— start RECORDS FOR PROCESSING —

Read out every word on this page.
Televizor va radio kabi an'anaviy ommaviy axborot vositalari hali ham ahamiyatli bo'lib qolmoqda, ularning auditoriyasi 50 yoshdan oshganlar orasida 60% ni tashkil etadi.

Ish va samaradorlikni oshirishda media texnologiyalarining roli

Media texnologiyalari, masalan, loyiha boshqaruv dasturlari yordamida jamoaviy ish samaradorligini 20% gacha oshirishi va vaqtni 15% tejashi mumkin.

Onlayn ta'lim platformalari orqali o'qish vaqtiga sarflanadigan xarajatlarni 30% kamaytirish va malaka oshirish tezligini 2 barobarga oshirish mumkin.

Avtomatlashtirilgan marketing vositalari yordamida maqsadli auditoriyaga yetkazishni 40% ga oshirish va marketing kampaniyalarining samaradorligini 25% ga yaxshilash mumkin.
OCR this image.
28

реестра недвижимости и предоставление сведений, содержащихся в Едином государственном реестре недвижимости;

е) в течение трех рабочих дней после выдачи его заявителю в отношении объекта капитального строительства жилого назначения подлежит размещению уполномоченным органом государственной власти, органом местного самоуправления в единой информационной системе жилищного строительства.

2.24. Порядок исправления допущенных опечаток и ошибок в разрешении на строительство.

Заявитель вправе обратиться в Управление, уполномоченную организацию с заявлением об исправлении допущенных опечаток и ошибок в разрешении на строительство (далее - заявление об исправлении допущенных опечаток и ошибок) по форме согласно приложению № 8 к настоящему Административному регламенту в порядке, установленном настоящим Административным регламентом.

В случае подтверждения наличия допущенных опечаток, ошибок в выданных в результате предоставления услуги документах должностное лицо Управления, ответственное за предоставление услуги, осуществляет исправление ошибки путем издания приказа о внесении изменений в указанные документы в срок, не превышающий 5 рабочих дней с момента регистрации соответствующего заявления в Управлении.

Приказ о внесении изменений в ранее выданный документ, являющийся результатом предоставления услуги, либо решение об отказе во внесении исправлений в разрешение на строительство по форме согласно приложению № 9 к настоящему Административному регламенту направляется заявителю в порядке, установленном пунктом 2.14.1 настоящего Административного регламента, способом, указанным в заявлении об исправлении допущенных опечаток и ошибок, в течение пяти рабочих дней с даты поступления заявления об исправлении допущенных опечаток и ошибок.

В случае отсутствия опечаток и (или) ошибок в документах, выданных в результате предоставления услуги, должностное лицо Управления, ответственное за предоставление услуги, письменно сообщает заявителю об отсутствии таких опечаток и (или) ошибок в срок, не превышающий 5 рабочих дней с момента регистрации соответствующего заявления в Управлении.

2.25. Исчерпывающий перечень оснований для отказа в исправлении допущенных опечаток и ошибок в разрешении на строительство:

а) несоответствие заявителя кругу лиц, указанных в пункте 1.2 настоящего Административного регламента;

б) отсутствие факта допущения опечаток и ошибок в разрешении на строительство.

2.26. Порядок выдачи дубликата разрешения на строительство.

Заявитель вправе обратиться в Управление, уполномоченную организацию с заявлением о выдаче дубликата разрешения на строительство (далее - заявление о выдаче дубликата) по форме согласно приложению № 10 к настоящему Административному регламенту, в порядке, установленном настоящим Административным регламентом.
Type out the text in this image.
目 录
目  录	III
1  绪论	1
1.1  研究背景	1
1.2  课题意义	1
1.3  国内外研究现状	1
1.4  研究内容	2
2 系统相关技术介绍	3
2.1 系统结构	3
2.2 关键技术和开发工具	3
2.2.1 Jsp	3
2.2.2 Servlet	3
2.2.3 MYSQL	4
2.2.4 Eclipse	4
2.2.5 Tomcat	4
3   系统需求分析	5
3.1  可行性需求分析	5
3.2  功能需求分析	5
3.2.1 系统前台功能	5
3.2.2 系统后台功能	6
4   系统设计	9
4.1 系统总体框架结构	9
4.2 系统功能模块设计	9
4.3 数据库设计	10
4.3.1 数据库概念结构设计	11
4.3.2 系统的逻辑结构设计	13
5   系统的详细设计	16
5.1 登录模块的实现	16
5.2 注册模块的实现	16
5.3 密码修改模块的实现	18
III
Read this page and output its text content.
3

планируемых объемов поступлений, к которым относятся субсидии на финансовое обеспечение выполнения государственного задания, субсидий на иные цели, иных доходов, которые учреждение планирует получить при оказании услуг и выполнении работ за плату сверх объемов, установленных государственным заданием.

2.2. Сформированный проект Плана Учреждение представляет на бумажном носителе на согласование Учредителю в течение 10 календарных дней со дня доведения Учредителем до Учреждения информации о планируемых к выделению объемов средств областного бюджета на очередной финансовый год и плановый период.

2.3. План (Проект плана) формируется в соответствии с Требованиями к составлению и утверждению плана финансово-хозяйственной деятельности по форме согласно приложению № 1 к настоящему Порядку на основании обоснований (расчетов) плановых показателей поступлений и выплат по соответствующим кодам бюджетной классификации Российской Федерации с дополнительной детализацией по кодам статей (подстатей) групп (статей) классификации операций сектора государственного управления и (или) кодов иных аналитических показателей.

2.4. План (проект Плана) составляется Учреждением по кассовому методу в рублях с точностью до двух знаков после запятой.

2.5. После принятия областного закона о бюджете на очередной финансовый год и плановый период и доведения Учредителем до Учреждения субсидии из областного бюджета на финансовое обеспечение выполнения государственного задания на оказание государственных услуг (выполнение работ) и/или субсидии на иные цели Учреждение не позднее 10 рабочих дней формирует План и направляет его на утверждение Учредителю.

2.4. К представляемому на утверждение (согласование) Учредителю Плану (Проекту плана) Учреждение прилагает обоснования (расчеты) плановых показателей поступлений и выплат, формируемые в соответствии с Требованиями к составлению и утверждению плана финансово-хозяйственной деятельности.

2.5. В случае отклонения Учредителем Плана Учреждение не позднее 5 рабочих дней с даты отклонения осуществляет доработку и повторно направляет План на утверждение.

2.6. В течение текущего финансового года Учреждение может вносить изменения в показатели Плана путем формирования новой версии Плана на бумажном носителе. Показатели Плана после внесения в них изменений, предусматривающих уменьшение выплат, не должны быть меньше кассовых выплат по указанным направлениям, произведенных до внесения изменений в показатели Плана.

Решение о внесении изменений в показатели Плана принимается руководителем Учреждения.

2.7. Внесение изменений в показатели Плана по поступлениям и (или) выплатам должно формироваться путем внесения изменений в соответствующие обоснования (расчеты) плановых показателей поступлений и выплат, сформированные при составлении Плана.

— end RECORDS FOR PROCESSING —

▸ THE TASK
Restate the listing in full, word for word.

▸ TASK RESULT
Read out every word on this page.
Televizor va radio kabi an'anaviy ommaviy axborot vositalari hali ham ahamiyatli bo'lib qolmoqda, ularning auditoriyasi 50 yoshdan oshganlar orasida 60% ni tashkil etadi.

Ish va samaradorlikni oshirishda media texnologiyalarining roli

Media texnologiyalari, masalan, loyiha boshqaruv dasturlari yordamida jamoaviy ish samaradorligini 20% gacha oshirishi va vaqtni 15% tejashi mumkin.

Onlayn ta'lim platformalari orqali o'qish vaqtiga sarflanadigan xarajatlarni 30% kamaytirish va malaka oshirish tezligini 2 barobarga oshirish mumkin.

Avtomatlashtirilgan marketing vositalari yordamida maqsadli auditoriyaga yetkazishni 40% ga oshirish va marketing kampaniyalarining samaradorligini 25% ga yaxshilash mumkin.
OCR this image.
28

реестра недвижимости и предоставление сведений, содержащихся в Едином государственном реестре недвижимости;

е) в течение трех рабочих дней после выдачи его заявителю в отношении объекта капитального строительства жилого назначения подлежит размещению уполномоченным органом государственной власти, органом местного самоуправления в единой информационной системе жилищного строительства.

2.24. Порядок исправления допущенных опечаток и ошибок в разрешении на строительство.

Заявитель вправе обратиться в Управление, уполномоченную организацию с заявлением об исправлении допущенных опечаток и ошибок в разрешении на строительство (далее - заявление об исправлении допущенных опечаток и ошибок) по форме согласно приложению № 8 к настоящему Административному регламенту в порядке, установленном настоящим Административным регламентом.

В случае подтверждения наличия допущенных опечаток, ошибок в выданных в результате предоставления услуги документах должностное лицо Управления, ответственное за предоставление услуги, осуществляет исправление ошибки путем издания приказа о внесении изменений в указанные документы в срок, не превышающий 5 рабочих дней с момента регистрации соответствующего заявления в Управлении.

Приказ о внесении изменений в ранее выданный документ, являющийся результатом предоставления услуги, либо решение об отказе во внесении исправлений в разрешение на строительство по форме согласно приложению № 9 к настоящему Административному регламенту направляется заявителю в порядке, установленном пунктом 2.14.1 настоящего Административного регламента, способом, указанным в заявлении об исправлении допущенных опечаток и ошибок, в течение пяти рабочих дней с даты поступления заявления об исправлении допущенных опечаток и ошибок.

В случае отсутствия опечаток и (или) ошибок в документах, выданных в результате предоставления услуги, должностное лицо Управления, ответственное за предоставление услуги, письменно сообщает заявителю об отсутствии таких опечаток и (или) ошибок в срок, не превышающий 5 рабочих дней с момента регистрации соответствующего заявления в Управлении.

2.25. Исчерпывающий перечень оснований для отказа в исправлении допущенных опечаток и ошибок в разрешении на строительство:

а) несоответствие заявителя кругу лиц, указанных в пункте 1.2 настоящего Административного регламента;

б) отсутствие факта допущения опечаток и ошибок в разрешении на строительство.

2.26. Порядок выдачи дубликата разрешения на строительство.

Заявитель вправе обратиться в Управление, уполномоченную организацию с заявлением о выдаче дубликата разрешения на строительство (далее - заявление о выдаче дубликата) по форме согласно приложению № 10 к настоящему Административному регламенту, в порядке, установленном настоящим Административным регламентом.
Type out the text in this image.
目 录
目  录	III
1  绪论	1
1.1  研究背景	1
1.2  课题意义	1
1.3  国内外研究现状	1
1.4  研究内容	2
2 系统相关技术介绍	3
2.1 系统结构	3
2.2 关键技术和开发工具	3
2.2.1 Jsp	3
2.2.2 Servlet	3
2.2.3 MYSQL	4
2.2.4 Eclipse	4
2.2.5 Tomcat	4
3   系统需求分析	5
3.1  可行性需求分析	5
3.2  功能需求分析	5
3.2.1 系统前台功能	5
3.2.2 系统后台功能	6
4   系统设计	9
4.1 系统总体框架结构	9
4.2 系统功能模块设计	9
4.3 数据库设计	10
4.3.1 数据库概念结构设计	11
4.3.2 系统的逻辑结构设计	13
5   系统的详细设计	16
5.1 登录模块的实现	16
5.2 注册模块的实现	16
5.3 密码修改模块的实现	18
III
Read this page and output its text content.
3

планируемых объемов поступлений, к которым относятся субсидии на финансовое обеспечение выполнения государственного задания, субсидий на иные цели, иных доходов, которые учреждение планирует получить при оказании услуг и выполнении работ за плату сверх объемов, установленных государственным заданием.

2.2. Сформированный проект Плана Учреждение представляет на бумажном носителе на согласование Учредителю в течение 10 календарных дней со дня доведения Учредителем до Учреждения информации о планируемых к выделению объемов средств областного бюджета на очередной финансовый год и плановый период.

2.3. План (Проект плана) формируется в соответствии с Требованиями к составлению и утверждению плана финансово-хозяйственной деятельности по форме согласно приложению № 1 к настоящему Порядку на основании обоснований (расчетов) плановых показателей поступлений и выплат по соответствующим кодам бюджетной классификации Российской Федерации с дополнительной детализацией по кодам статей (подстатей) групп (статей) классификации операций сектора государственного управления и (или) кодов иных аналитических показателей.

2.4. План (проект Плана) составляется Учреждением по кассовому методу в рублях с точностью до двух знаков после запятой.

2.5. После принятия областного закона о бюджете на очередной финансовый год и плановый период и доведения Учредителем до Учреждения субсидии из областного бюджета на финансовое обеспечение выполнения государственного задания на оказание государственных услуг (выполнение работ) и/или субсидии на иные цели Учреждение не позднее 10 рабочих дней формирует План и направляет его на утверждение Учредителю.

2.4. К представляемому на утверждение (согласование) Учредителю Плану (Проекту плана) Учреждение прилагает обоснования (расчеты) плановых показателей поступлений и выплат, формируемые в соответствии с Требованиями к составлению и утверждению плана финансово-хозяйственной деятельности.

2.5. В случае отклонения Учредителем Плана Учреждение не позднее 5 рабочих дней с даты отклонения осуществляет доработку и повторно направляет План на утверждение.

2.6. В течение текущего финансового года Учреждение может вносить изменения в показатели Плана путем формирования новой версии Плана на бумажном носителе. Показатели Плана после внесения в них изменений, предусматривающих уменьшение выплат, не должны быть меньше кассовых выплат по указанным направлениям, произведенных до внесения изменений в показатели Плана.

Решение о внесении изменений в показатели Плана принимается руководителем Учреждения.

2.7. Внесение изменений в показатели Плана по поступлениям и (или) выплатам должно формироваться путем внесения изменений в соответствующие обоснования (расчеты) плановых показателей поступлений и выплат, сформированные при составлении Плана.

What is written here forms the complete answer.